** begin DATASET ENTRIES **

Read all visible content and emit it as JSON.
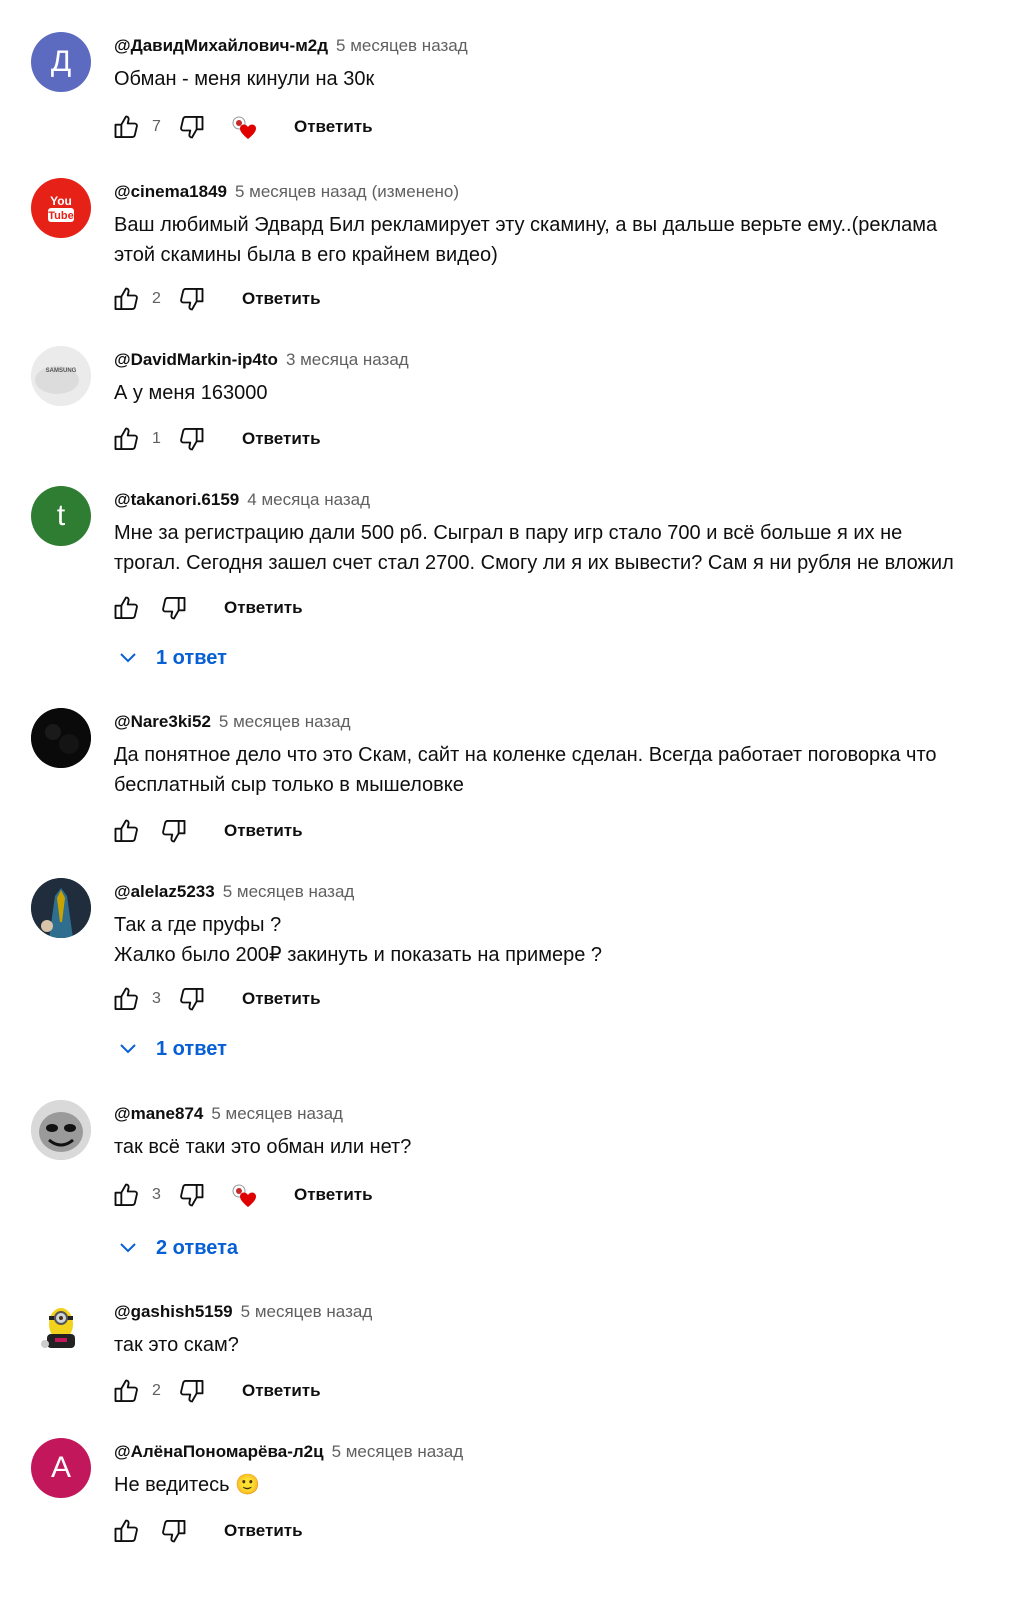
{
  "reply_label": "Ответить",
  "comments": [
    {
      "author": "@ДавидМихайлович-м2д",
      "time": "5 месяцев назад",
      "text": "Обман - меня кинули на 30к",
      "likes": "7",
      "avatar_letter": "Д",
      "avatar_color": "#5c6bc0"
    },
    {
      "author": "@cinema1849",
      "time": "5 месяцев назад",
      "edited": "(изменено)",
      "text": "Ваш любимый Эдвард Бил рекламирует эту скамину, а вы дальше верьте ему..(реклама\nэтой скамины была в его крайнем видео)",
      "likes": "2",
      "avatar_text": "You Tube"
    },
    {
      "author": "@DavidMarkin-ip4to",
      "time": "3 месяца назад",
      "text": "А у меня 163000",
      "likes": "1",
      "avatar_text": "SAMSUNG"
    },
    {
      "author": "@takanori.6159",
      "time": "4 месяца назад",
      "text": "Мне за регистрацию дали 500 рб. Сыграл в пару игр стало 700 и всё больше я их не\nтрогал. Сегодня зашел счет стал 2700. Смогу ли я их вывести? Сам я ни рубля не вложил",
      "likes": "",
      "avatar_letter": "t",
      "avatar_color": "#2e7d32",
      "replies": "1 ответ"
    },
    {
      "author": "@Nare3ki52",
      "time": "5 месяцев назад",
      "text": "Да понятное дело что это Скам, сайт на коленке сделан. Всегда работает поговорка что\nбесплатный сыр только в мышеловке",
      "likes": ""
    },
    {
      "author": "@alelaz5233",
      "time": "5 месяцев назад",
      "text": "Так а где пруфы ?\nЖалко было 200₽ закинуть и показать на примере ?",
      "likes": "3",
      "replies": "1 ответ"
    },
    {
      "author": "@mane874",
      "time": "5 месяцев назад",
      "text": "так всё таки это обман или нет?",
      "likes": "3",
      "replies": "2 ответа"
    },
    {
      "author": "@gashish5159",
      "time": "5 месяцев назад",
      "text": "так это скам?",
      "likes": "2"
    },
    {
      "author": "@АлёнаПономарёва-л2ц",
      "time": "5 месяцев назад",
      "text": "Не ведитесь 🙂",
      "likes": "",
      "avatar_letter": "А",
      "avatar_color": "#c2185b"
    }
  ]
}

** end DATASET ENTRIES **

TASK DESCRIPTION ▸ Return the listing above unchanged, apart from dropping its pictures.

CORRECT RESULT ▸
Read all visible content and emit it as JSON.
{
  "reply_label": "Ответить",
  "comments": [
    {
      "author": "@ДавидМихайлович-м2д",
      "time": "5 месяцев назад",
      "text": "Обман - меня кинули на 30к",
      "likes": "7",
      "avatar_letter": "Д",
      "avatar_color": "#5c6bc0"
    },
    {
      "author": "@cinema1849",
      "time": "5 месяцев назад",
      "edited": "(изменено)",
      "text": "Ваш любимый Эдвард Бил рекламирует эту скамину, а вы дальше верьте ему..(реклама\nэтой скамины была в его крайнем видео)",
      "likes": "2",
      "avatar_text": "You Tube"
    },
    {
      "author": "@DavidMarkin-ip4to",
      "time": "3 месяца назад",
      "text": "А у меня 163000",
      "likes": "1",
      "avatar_text": "SAMSUNG"
    },
    {
      "author": "@takanori.6159",
      "time": "4 месяца назад",
      "text": "Мне за регистрацию дали 500 рб. Сыграл в пару игр стало 700 и всё больше я их не\nтрогал. Сегодня зашел счет стал 2700. Смогу ли я их вывести? Сам я ни рубля не вложил",
      "likes": "",
      "avatar_letter": "t",
      "avatar_color": "#2e7d32",
      "replies": "1 ответ"
    },
    {
      "author": "@Nare3ki52",
      "time": "5 месяцев назад",
      "text": "Да понятное дело что это Скам, сайт на коленке сделан. Всегда работает поговорка что\nбесплатный сыр только в мышеловке",
      "likes": ""
    },
    {
      "author": "@alelaz5233",
      "time": "5 месяцев назад",
      "text": "Так а где пруфы ?\nЖалко было 200₽ закинуть и показать на примере ?",
      "likes": "3",
      "replies": "1 ответ"
    },
    {
      "author": "@mane874",
      "time": "5 месяцев назад",
      "text": "так всё таки это обман или нет?",
      "likes": "3",
      "replies": "2 ответа"
    },
    {
      "author": "@gashish5159",
      "time": "5 месяцев назад",
      "text": "так это скам?",
      "likes": "2"
    },
    {
      "author": "@АлёнаПономарёва-л2ц",
      "time": "5 месяцев назад",
      "text": "Не ведитесь 🙂",
      "likes": "",
      "avatar_letter": "А",
      "avatar_color": "#c2185b"
    }
  ]
}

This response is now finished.